──────── Data rows ────────
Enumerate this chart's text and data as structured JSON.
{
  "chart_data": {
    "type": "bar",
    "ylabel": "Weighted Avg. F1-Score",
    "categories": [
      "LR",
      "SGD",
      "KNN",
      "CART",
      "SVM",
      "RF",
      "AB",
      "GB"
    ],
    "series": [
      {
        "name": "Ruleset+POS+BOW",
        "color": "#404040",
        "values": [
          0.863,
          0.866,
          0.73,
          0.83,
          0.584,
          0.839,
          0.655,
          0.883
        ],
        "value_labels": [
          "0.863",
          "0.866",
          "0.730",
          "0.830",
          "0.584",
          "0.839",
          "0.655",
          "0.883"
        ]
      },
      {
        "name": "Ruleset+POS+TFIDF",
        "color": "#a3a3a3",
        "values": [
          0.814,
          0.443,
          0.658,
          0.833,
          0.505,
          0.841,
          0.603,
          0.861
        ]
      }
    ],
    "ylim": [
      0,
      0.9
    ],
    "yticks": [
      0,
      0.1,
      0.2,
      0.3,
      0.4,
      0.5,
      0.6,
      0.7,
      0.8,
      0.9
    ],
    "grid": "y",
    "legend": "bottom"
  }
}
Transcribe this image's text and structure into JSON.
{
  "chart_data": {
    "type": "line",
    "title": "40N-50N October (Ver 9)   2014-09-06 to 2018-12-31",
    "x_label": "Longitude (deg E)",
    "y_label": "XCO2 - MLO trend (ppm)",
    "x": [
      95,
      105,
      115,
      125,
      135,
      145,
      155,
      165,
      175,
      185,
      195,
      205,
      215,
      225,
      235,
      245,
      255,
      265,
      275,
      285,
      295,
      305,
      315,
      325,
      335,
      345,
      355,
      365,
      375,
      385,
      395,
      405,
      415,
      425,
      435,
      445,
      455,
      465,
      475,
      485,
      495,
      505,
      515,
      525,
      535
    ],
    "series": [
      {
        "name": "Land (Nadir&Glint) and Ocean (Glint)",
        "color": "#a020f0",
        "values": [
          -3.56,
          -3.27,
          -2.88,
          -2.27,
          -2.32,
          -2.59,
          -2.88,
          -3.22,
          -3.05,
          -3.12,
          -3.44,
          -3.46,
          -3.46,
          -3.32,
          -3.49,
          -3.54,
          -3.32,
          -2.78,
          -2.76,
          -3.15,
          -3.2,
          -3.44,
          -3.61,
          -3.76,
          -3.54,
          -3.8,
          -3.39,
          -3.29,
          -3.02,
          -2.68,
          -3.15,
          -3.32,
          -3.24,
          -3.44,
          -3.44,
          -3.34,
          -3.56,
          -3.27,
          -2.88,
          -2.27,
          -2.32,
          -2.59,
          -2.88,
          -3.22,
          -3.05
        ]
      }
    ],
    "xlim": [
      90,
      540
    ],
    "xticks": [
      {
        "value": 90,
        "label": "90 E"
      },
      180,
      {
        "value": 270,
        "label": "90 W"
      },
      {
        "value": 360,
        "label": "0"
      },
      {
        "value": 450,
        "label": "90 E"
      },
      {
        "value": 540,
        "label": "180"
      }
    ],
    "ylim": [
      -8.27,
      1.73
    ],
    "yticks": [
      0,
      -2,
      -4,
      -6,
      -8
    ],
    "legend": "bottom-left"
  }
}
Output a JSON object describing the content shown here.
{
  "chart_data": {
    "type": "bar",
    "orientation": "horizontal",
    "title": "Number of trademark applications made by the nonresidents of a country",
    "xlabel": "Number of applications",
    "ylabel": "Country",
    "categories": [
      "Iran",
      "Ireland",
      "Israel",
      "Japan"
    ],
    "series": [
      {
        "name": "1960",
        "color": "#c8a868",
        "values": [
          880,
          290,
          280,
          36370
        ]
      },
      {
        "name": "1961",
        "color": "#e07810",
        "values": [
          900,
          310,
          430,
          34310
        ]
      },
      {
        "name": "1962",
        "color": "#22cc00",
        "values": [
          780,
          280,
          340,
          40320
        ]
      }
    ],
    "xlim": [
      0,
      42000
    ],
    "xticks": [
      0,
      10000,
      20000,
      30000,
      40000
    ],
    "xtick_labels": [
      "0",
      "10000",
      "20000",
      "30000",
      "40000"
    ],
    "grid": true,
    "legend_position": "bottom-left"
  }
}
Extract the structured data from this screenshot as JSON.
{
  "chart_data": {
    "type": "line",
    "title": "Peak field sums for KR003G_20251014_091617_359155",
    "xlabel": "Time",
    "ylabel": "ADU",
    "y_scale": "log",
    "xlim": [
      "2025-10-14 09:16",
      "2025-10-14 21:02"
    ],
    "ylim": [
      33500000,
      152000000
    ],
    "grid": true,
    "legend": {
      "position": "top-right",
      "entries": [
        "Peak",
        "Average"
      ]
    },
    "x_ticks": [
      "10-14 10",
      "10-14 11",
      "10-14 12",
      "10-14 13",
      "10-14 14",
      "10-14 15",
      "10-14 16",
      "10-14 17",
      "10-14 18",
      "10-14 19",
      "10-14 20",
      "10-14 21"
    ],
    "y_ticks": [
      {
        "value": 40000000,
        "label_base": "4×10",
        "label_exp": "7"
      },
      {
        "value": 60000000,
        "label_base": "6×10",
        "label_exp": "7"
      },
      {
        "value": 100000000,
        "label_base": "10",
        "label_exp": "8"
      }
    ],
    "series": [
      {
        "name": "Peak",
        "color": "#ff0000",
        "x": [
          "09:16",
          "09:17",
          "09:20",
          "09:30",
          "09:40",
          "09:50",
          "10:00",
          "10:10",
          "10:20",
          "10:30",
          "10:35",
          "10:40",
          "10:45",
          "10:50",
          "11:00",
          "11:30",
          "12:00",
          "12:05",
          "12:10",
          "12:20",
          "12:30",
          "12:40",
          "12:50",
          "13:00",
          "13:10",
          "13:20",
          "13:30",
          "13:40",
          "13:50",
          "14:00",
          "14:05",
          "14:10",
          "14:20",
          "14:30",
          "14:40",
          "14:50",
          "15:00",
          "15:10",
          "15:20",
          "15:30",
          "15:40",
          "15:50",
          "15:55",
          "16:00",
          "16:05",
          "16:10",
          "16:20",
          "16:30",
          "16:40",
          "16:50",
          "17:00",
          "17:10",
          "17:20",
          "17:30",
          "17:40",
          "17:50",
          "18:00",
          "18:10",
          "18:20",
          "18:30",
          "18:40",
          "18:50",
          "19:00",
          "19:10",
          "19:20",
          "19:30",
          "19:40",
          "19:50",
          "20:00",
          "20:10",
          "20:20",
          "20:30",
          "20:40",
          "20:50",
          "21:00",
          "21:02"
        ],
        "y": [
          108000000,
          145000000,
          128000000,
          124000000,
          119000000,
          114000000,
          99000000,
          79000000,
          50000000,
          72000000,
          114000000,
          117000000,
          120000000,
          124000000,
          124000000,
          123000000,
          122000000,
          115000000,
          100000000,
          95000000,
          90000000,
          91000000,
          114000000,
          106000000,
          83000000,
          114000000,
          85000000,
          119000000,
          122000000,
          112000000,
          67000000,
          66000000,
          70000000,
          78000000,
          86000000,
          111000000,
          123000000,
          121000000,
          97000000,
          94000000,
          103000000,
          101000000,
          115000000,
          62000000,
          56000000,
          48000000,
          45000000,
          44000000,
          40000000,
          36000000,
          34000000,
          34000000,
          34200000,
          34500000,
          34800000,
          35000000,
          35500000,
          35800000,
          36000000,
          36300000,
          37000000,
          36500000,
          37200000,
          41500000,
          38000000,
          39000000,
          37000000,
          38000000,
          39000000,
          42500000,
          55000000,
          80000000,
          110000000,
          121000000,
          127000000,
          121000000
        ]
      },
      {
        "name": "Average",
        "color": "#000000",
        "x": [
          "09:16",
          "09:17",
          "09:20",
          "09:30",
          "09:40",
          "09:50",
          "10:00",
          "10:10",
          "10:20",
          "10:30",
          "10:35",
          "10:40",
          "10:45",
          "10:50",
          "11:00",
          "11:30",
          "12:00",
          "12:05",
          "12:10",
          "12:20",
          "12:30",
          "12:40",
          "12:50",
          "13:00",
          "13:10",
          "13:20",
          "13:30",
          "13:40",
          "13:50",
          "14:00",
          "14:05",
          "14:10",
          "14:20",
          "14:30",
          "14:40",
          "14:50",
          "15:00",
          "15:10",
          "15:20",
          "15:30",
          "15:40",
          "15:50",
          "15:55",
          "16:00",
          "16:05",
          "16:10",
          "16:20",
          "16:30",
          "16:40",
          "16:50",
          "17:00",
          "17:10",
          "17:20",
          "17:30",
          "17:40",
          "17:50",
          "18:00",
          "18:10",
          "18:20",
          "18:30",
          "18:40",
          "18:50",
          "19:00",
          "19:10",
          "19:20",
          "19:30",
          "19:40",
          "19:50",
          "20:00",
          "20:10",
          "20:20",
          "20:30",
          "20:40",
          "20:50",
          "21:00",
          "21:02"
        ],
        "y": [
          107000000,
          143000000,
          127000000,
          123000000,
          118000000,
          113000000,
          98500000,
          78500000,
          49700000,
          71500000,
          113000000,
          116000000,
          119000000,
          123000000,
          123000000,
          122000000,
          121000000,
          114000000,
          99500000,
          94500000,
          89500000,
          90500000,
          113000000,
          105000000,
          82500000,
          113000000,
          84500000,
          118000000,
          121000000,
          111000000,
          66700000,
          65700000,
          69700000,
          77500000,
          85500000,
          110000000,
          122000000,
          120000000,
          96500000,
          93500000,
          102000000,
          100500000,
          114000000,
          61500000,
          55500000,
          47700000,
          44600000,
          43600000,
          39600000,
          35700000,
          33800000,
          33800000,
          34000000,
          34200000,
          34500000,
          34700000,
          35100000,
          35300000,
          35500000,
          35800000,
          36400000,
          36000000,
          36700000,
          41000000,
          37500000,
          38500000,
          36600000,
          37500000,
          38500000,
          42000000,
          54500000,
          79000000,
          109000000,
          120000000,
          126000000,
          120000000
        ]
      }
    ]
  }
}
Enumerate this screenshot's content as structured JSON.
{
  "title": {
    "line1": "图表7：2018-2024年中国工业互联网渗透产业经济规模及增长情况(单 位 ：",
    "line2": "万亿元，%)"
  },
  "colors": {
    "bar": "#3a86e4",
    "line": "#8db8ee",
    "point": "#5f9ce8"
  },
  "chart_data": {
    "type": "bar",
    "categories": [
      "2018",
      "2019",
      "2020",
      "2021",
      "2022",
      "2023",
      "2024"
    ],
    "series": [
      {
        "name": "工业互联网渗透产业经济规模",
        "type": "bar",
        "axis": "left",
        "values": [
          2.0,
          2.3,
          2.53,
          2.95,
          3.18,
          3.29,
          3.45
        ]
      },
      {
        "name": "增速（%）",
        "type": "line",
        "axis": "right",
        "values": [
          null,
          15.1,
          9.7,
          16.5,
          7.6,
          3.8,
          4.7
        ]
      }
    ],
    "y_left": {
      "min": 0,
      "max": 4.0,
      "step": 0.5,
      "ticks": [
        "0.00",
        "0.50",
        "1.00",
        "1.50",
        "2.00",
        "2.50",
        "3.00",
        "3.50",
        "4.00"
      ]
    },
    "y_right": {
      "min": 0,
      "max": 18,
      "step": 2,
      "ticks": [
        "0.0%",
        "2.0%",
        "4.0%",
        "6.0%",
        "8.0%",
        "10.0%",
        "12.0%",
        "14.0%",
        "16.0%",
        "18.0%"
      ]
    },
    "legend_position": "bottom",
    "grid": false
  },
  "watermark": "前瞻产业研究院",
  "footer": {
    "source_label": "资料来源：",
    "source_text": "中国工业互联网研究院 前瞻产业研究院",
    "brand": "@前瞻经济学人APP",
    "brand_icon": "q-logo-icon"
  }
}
────────
● Exercise
Every line containing the string "bottom" must be listed.

● Expected answer
    "legend": "bottom"
    "legend": "bottom-left"
    "legend_position": "bottom-left"
    "legend_position": "bottom",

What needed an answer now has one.